** THE REQUEST **
Draw out every line with the word "customers" from the listing below.

** RAW RECORDS **
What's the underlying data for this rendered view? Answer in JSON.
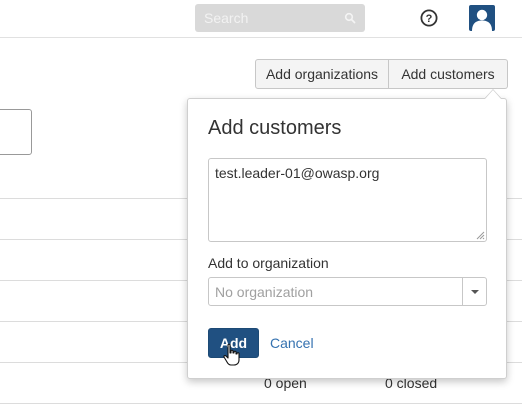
{
  "header": {
    "search": {
      "placeholder": "Search",
      "value": ""
    },
    "icons": {
      "search": "search-icon",
      "help": "help-icon",
      "avatar": "user-avatar-icon"
    }
  },
  "actions": {
    "add_organizations_label": "Add organizations",
    "add_customers_label": "Add customers"
  },
  "dialog": {
    "title": "Add customers",
    "emails_value": "test.leader-01@owasp.org",
    "organization_label": "Add to organization",
    "organization_placeholder": "No organization",
    "add_label": "Add",
    "cancel_label": "Cancel"
  },
  "background": {
    "open_count": "0 open",
    "closed_count": "0 closed"
  },
  "colors": {
    "primary": "#205081",
    "link": "#3572b0",
    "search_bg": "#d9d9d9"
  }
}
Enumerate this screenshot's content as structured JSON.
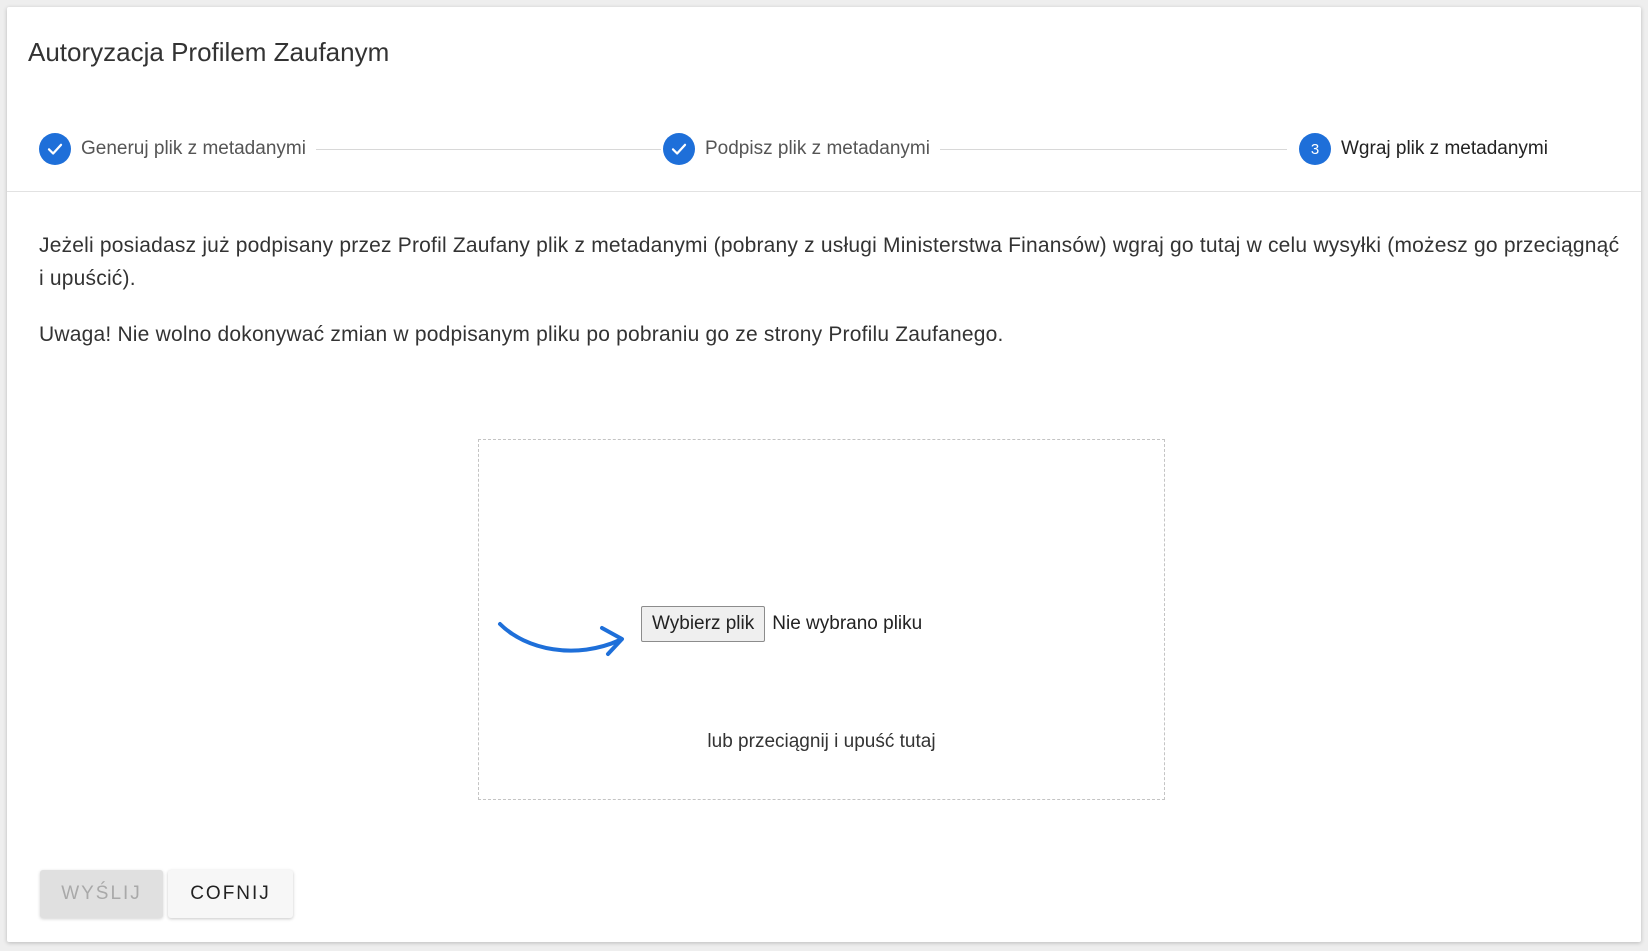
{
  "dialog": {
    "title": "Autoryzacja Profilem Zaufanym"
  },
  "stepper": {
    "steps": [
      {
        "label": "Generuj plik z metadanymi",
        "state": "completed",
        "icon": "check-icon"
      },
      {
        "label": "Podpisz plik z metadanymi",
        "state": "completed",
        "icon": "check-icon"
      },
      {
        "label": "Wgraj plik z metadanymi",
        "state": "active",
        "number": "3"
      }
    ],
    "accent_color": "#1e6fd9"
  },
  "content": {
    "info_text": "Jeżeli posiadasz już podpisany przez Profil Zaufany plik z metadanymi (pobrany z usługi Ministerstwa Finansów) wgraj go tutaj w celu wysyłki (możesz go przeciągnąć i upuścić).",
    "warning_text": "Uwaga! Nie wolno dokonywać zmian w podpisanym pliku po pobraniu go ze strony Profilu Zaufanego."
  },
  "upload": {
    "button_label": "Wybierz plik",
    "status_text": "Nie wybrano pliku",
    "drop_hint": "lub przeciągnij i upuść tutaj",
    "arrow_icon": "curved-arrow-icon"
  },
  "actions": {
    "send_label": "WYŚLIJ",
    "send_disabled": true,
    "back_label": "COFNIJ"
  }
}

** FINISHED EXERCISE **
    "add_customers_label": "Add customers"
    "title": "Add customers",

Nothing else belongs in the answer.